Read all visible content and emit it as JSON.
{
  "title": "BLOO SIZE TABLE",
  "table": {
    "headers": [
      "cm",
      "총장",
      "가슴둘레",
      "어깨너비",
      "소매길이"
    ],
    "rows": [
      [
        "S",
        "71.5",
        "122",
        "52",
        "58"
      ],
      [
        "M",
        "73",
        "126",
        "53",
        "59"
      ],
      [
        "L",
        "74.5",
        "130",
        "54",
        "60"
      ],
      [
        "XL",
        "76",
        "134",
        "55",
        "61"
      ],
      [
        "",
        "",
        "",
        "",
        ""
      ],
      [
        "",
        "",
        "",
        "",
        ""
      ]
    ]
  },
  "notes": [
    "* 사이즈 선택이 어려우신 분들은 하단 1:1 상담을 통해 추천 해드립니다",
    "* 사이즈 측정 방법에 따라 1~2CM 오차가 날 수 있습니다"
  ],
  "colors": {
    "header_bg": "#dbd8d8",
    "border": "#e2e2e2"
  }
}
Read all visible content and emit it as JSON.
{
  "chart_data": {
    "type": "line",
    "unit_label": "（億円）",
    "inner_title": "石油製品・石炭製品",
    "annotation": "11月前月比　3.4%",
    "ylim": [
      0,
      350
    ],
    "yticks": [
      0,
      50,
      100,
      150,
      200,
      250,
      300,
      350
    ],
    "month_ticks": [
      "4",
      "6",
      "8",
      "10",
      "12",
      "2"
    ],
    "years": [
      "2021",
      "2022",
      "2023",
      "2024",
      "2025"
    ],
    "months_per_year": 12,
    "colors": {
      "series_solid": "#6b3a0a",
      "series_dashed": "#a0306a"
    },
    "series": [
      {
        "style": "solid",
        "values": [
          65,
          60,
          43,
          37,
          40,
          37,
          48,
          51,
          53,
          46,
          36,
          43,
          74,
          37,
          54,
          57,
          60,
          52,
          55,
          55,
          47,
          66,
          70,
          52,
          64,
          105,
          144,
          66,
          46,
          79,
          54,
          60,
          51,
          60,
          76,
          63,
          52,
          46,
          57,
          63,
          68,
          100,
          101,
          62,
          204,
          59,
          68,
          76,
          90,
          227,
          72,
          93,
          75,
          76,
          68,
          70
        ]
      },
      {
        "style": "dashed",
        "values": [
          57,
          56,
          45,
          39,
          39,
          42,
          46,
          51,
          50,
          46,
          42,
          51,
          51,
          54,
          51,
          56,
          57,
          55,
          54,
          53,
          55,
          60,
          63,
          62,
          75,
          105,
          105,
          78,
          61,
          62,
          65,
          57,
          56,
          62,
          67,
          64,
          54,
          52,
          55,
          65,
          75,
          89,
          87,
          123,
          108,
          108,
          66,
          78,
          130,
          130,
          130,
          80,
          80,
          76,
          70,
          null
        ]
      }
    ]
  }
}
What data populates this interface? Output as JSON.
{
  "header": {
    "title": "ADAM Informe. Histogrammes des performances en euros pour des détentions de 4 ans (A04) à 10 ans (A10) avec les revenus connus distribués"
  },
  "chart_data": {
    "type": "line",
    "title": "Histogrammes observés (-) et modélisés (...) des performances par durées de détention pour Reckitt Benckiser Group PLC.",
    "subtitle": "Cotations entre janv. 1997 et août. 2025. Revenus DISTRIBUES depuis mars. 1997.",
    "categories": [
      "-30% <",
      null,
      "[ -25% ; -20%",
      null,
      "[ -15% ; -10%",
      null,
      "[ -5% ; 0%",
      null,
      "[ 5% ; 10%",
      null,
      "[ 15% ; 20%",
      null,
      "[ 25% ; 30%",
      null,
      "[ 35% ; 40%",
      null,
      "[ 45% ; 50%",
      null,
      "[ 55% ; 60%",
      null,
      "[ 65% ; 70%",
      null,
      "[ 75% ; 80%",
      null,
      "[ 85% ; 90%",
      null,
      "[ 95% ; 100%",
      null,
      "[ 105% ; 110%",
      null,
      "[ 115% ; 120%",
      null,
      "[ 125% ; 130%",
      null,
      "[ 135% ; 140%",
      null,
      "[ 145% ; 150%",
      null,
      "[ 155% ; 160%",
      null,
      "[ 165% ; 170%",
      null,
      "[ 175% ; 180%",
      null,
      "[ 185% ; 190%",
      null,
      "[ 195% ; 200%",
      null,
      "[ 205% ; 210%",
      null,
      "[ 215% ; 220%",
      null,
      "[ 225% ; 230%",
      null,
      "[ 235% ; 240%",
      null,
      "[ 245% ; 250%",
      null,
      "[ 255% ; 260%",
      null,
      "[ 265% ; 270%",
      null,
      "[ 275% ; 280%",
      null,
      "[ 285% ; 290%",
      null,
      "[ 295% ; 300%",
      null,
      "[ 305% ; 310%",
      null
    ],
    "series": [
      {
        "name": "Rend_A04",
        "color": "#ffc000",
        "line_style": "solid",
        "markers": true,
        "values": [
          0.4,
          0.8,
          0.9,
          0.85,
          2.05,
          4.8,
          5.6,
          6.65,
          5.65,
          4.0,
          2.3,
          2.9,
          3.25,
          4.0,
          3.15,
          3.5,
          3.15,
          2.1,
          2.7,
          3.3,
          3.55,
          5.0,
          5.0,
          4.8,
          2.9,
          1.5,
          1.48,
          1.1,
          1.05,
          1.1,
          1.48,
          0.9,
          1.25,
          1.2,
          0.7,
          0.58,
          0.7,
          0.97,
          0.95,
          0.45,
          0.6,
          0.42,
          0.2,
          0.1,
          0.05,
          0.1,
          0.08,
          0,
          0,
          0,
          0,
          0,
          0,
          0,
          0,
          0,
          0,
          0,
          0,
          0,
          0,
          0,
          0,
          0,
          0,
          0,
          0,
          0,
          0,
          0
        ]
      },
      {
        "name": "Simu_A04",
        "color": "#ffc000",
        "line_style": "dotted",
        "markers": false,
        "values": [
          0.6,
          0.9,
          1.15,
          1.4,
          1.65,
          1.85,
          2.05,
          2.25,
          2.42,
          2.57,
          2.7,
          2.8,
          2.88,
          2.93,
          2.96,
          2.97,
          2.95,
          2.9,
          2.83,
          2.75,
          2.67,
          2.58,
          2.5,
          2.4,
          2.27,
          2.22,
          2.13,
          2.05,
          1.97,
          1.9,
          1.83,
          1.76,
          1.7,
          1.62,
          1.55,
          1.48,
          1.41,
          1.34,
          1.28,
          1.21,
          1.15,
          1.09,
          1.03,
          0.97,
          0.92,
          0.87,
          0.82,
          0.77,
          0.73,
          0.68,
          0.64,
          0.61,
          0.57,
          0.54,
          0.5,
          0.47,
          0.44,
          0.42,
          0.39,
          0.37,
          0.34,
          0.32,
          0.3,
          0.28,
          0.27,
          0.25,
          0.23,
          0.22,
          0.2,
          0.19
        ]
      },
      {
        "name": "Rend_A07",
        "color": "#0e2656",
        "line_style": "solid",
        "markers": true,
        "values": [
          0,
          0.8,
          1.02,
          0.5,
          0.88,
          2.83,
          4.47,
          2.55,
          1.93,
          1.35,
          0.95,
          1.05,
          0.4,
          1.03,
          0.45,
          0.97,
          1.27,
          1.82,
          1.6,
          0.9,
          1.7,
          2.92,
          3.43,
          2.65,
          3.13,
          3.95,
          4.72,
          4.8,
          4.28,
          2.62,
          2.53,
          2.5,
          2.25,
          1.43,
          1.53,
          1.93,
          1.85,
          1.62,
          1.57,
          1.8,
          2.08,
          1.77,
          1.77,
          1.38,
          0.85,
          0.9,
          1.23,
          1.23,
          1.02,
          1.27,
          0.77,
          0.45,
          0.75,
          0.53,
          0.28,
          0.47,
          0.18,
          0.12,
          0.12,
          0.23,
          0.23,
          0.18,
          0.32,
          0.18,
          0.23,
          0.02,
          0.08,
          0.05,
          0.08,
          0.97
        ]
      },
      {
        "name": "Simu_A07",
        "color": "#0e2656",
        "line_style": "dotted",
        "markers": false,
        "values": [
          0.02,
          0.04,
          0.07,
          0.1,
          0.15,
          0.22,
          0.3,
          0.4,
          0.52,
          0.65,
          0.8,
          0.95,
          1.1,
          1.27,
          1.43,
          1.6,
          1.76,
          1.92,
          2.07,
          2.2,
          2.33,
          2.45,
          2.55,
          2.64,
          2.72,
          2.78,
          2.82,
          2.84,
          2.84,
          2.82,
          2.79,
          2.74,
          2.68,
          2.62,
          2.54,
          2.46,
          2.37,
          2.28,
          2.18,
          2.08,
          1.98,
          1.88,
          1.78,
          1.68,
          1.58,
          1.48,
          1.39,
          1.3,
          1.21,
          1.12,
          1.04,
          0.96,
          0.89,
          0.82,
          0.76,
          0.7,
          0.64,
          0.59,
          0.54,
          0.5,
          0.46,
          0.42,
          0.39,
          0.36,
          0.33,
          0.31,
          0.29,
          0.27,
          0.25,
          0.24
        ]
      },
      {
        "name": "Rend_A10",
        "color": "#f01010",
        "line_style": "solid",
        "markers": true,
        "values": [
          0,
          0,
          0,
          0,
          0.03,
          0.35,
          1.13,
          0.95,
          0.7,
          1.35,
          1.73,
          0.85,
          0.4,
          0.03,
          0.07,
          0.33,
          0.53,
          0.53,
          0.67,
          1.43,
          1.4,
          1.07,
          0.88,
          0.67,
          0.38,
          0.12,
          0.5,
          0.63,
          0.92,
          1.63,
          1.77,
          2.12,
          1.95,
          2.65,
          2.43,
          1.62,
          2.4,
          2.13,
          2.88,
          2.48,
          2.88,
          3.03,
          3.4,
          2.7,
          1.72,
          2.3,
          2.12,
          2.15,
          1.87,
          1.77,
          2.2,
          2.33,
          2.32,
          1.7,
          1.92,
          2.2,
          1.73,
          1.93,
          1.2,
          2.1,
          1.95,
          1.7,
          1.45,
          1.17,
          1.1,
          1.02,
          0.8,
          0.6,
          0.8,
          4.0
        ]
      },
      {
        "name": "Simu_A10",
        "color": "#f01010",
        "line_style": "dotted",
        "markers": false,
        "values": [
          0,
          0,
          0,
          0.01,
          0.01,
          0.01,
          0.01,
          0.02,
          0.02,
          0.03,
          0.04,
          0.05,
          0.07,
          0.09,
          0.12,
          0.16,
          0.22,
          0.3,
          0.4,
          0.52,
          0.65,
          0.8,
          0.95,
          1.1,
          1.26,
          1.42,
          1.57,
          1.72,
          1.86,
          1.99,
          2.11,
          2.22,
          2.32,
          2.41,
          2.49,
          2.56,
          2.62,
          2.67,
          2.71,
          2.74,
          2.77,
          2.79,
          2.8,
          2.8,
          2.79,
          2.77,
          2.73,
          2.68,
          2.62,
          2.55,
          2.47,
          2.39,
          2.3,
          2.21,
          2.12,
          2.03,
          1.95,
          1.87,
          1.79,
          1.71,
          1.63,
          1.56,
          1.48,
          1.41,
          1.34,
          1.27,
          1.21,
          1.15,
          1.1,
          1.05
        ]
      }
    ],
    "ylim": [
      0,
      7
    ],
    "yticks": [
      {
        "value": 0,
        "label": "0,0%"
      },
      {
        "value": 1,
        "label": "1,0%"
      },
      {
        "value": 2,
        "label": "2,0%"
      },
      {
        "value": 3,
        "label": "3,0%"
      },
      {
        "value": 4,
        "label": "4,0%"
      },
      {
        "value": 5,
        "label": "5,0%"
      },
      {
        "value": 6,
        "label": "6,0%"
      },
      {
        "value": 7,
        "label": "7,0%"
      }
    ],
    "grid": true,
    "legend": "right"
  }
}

^^^^^^^^

Brief
Examine the records and pull out every line where the string "pour" occurs.

Result
    "title": "ADAM Informe. Histogrammes des performances en euros pour des détentions de 4 ans (A04) à 10 ans (A10) avec les revenus connus distribués"
    "title": "Histogrammes observés (-) et modélisés (...) des performances par durées de détention pour Reckitt Benckiser Group PLC.",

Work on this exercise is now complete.